### Task goal
Write out all the entries word for word and omit any pictures.

** Start of Exercise inputs **

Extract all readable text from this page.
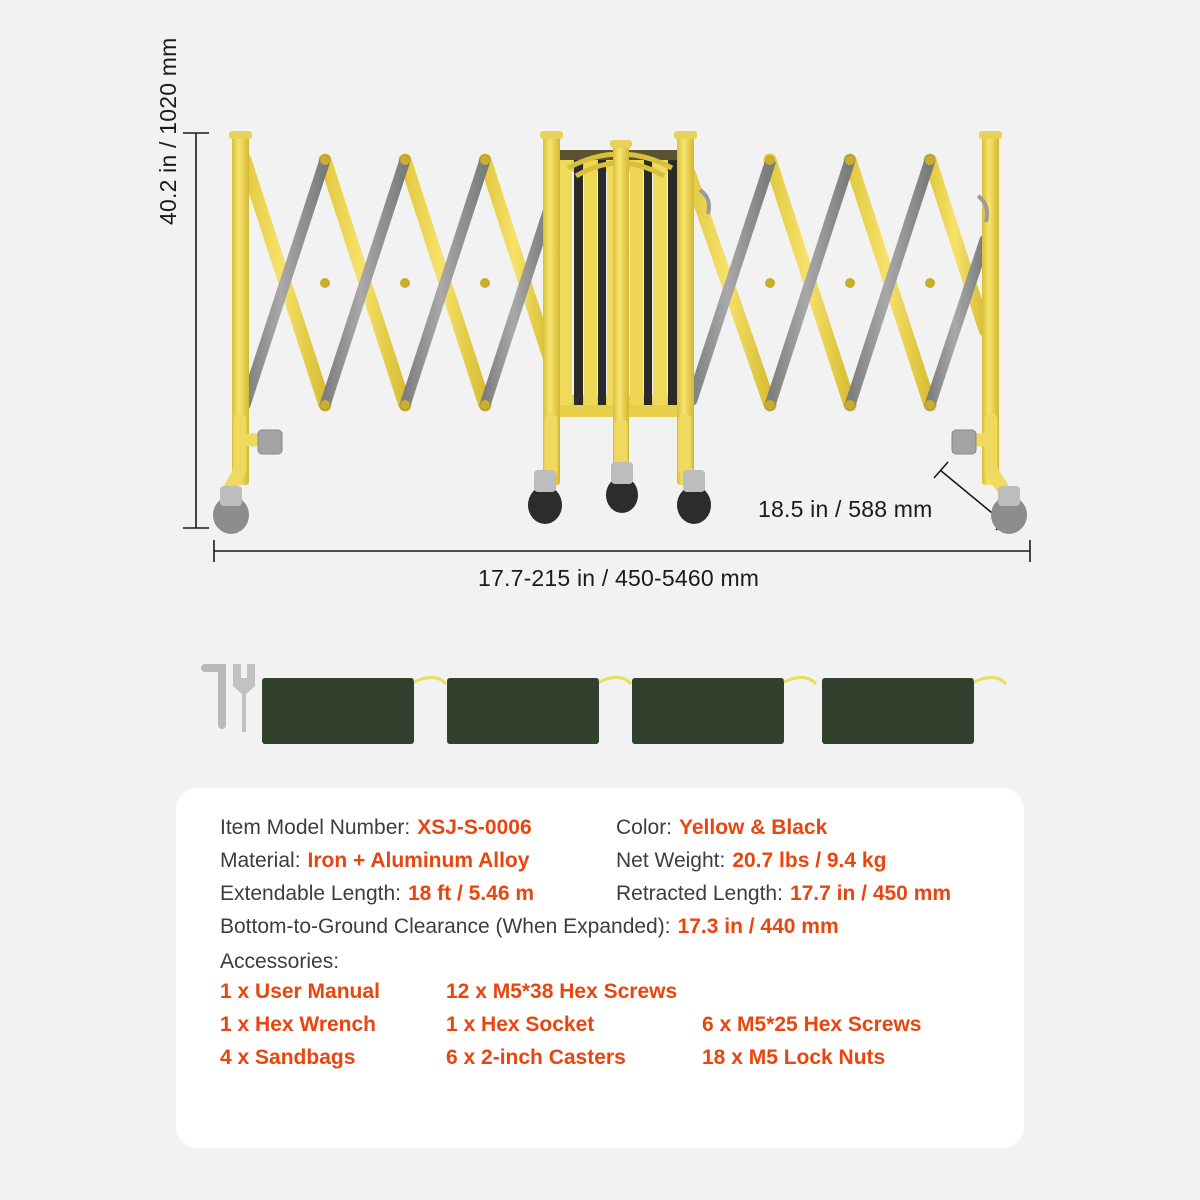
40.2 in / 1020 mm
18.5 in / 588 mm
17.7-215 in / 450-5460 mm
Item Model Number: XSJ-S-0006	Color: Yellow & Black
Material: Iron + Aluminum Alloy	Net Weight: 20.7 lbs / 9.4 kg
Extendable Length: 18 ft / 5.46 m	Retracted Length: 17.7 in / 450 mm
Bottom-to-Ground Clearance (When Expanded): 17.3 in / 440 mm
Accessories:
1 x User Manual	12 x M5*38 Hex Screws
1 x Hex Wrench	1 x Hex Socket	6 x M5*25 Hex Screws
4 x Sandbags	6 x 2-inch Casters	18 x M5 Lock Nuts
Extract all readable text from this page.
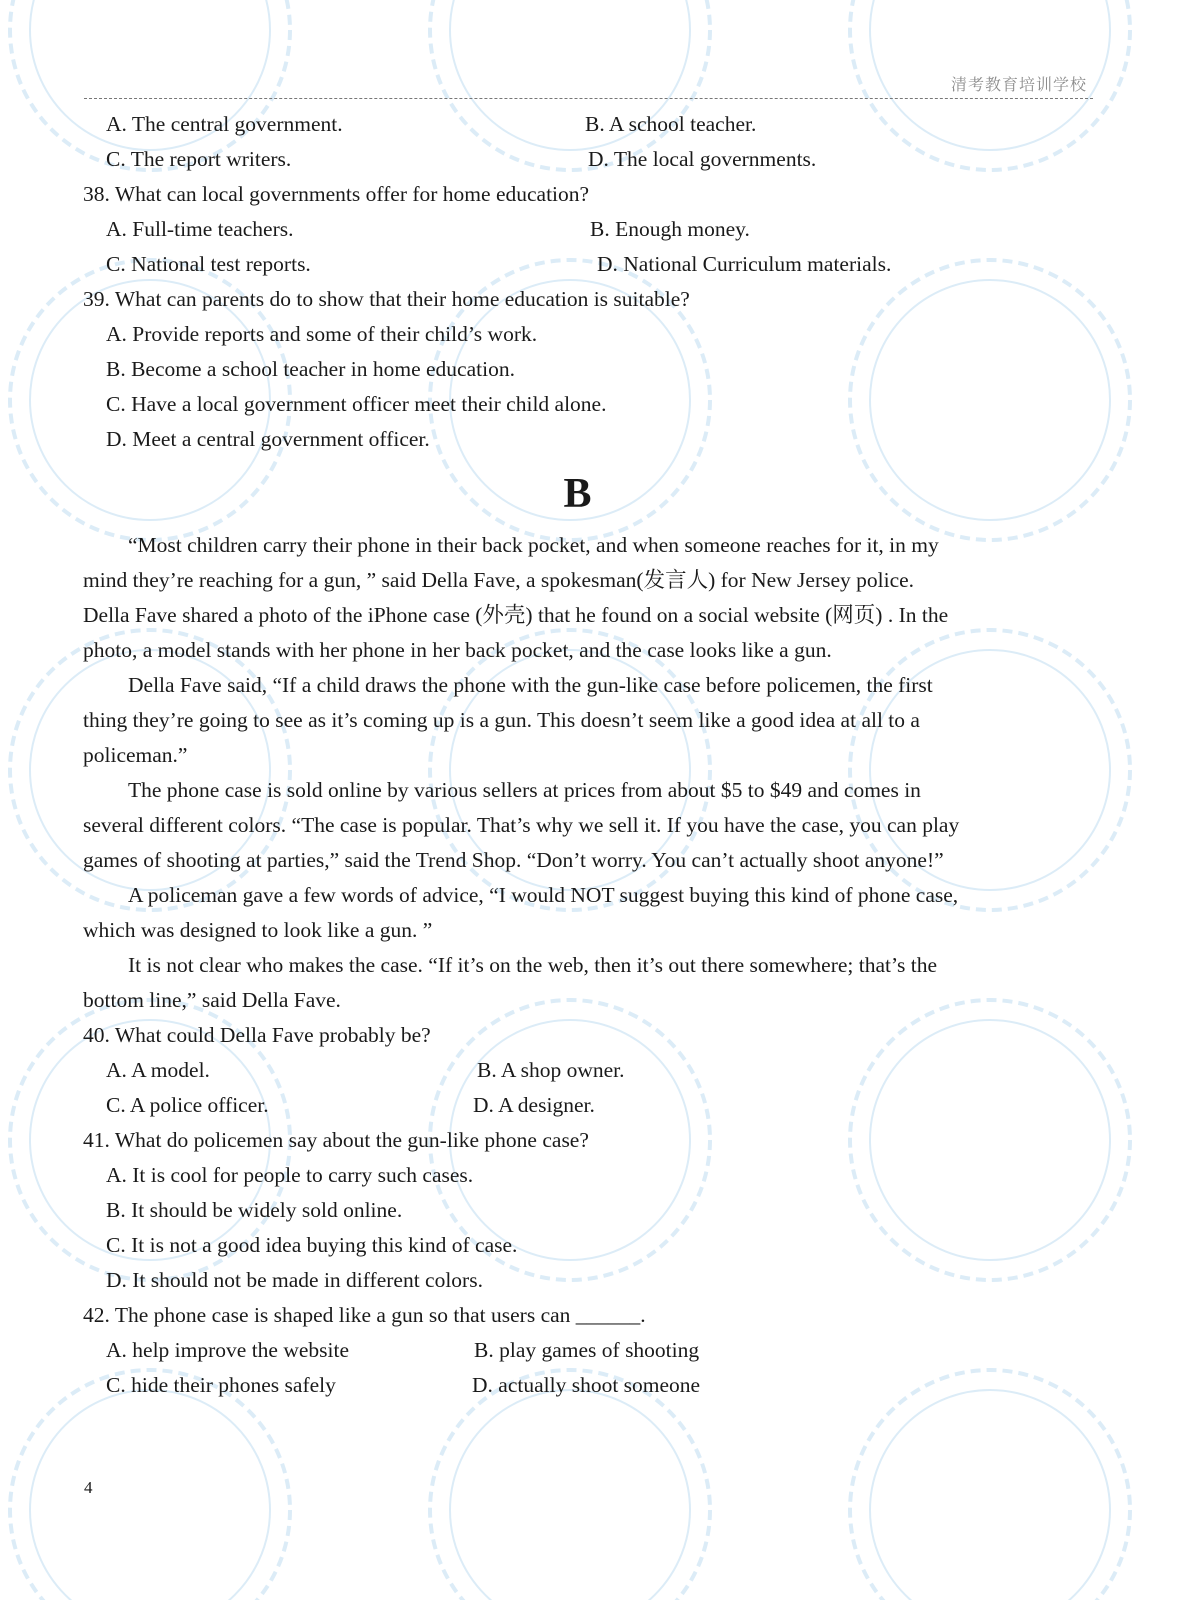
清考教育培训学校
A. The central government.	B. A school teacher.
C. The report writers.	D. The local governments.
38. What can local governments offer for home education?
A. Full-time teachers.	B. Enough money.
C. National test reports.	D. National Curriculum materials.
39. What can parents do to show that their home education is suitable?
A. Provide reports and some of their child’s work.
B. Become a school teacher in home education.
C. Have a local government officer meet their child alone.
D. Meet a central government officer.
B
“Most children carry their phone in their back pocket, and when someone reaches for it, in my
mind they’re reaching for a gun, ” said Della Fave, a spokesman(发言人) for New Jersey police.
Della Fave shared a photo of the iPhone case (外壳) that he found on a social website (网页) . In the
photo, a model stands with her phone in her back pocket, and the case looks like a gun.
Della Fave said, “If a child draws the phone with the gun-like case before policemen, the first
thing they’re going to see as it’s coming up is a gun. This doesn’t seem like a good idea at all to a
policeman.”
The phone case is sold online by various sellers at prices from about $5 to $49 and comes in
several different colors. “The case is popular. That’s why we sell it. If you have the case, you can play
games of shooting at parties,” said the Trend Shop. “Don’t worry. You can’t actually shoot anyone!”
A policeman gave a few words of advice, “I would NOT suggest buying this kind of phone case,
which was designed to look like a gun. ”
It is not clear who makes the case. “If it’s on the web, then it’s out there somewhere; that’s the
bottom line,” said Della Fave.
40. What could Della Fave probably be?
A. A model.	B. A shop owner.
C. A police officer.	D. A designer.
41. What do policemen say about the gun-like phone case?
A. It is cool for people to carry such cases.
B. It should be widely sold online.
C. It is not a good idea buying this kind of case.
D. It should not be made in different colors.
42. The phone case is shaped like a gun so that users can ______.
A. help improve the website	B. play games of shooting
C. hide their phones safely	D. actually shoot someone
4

** End of Exercise inputs **

### Exercise answer
Extract all readable text from this page.
40.2 in / 1020 mm
18.5 in / 588 mm
17.7-215 in / 450-5460 mm
Item Model Number: XSJ-S-0006	Color: Yellow & Black
Material: Iron + Aluminum Alloy	Net Weight: 20.7 lbs / 9.4 kg
Extendable Length: 18 ft / 5.46 m	Retracted Length: 17.7 in / 450 mm
Bottom-to-Ground Clearance (When Expanded): 17.3 in / 440 mm
Accessories:
1 x User Manual	12 x M5*38 Hex Screws
1 x Hex Wrench	1 x Hex Socket	6 x M5*25 Hex Screws
4 x Sandbags	6 x 2-inch Casters	18 x M5 Lock Nuts
Extract all readable text from this page.
清考教育培训学校
A. The central government.	B. A school teacher.
C. The report writers.	D. The local governments.
38. What can local governments offer for home education?
A. Full-time teachers.	B. Enough money.
C. National test reports.	D. National Curriculum materials.
39. What can parents do to show that their home education is suitable?
A. Provide reports and some of their child’s work.
B. Become a school teacher in home education.
C. Have a local government officer meet their child alone.
D. Meet a central government officer.
B
“Most children carry their phone in their back pocket, and when someone reaches for it, in my
mind they’re reaching for a gun, ” said Della Fave, a spokesman(发言人) for New Jersey police.
Della Fave shared a photo of the iPhone case (外壳) that he found on a social website (网页) . In the
photo, a model stands with her phone in her back pocket, and the case looks like a gun.
Della Fave said, “If a child draws the phone with the gun-like case before policemen, the first
thing they’re going to see as it’s coming up is a gun. This doesn’t seem like a good idea at all to a
policeman.”
The phone case is sold online by various sellers at prices from about $5 to $49 and comes in
several different colors. “The case is popular. That’s why we sell it. If you have the case, you can play
games of shooting at parties,” said the Trend Shop. “Don’t worry. You can’t actually shoot anyone!”
A policeman gave a few words of advice, “I would NOT suggest buying this kind of phone case,
which was designed to look like a gun. ”
It is not clear who makes the case. “If it’s on the web, then it’s out there somewhere; that’s the
bottom line,” said Della Fave.
40. What could Della Fave probably be?
A. A model.	B. A shop owner.
C. A police officer.	D. A designer.
41. What do policemen say about the gun-like phone case?
A. It is cool for people to carry such cases.
B. It should be widely sold online.
C. It is not a good idea buying this kind of case.
D. It should not be made in different colors.
42. The phone case is shaped like a gun so that users can ______.
A. help improve the website	B. play games of shooting
C. hide their phones safely	D. actually shoot someone
4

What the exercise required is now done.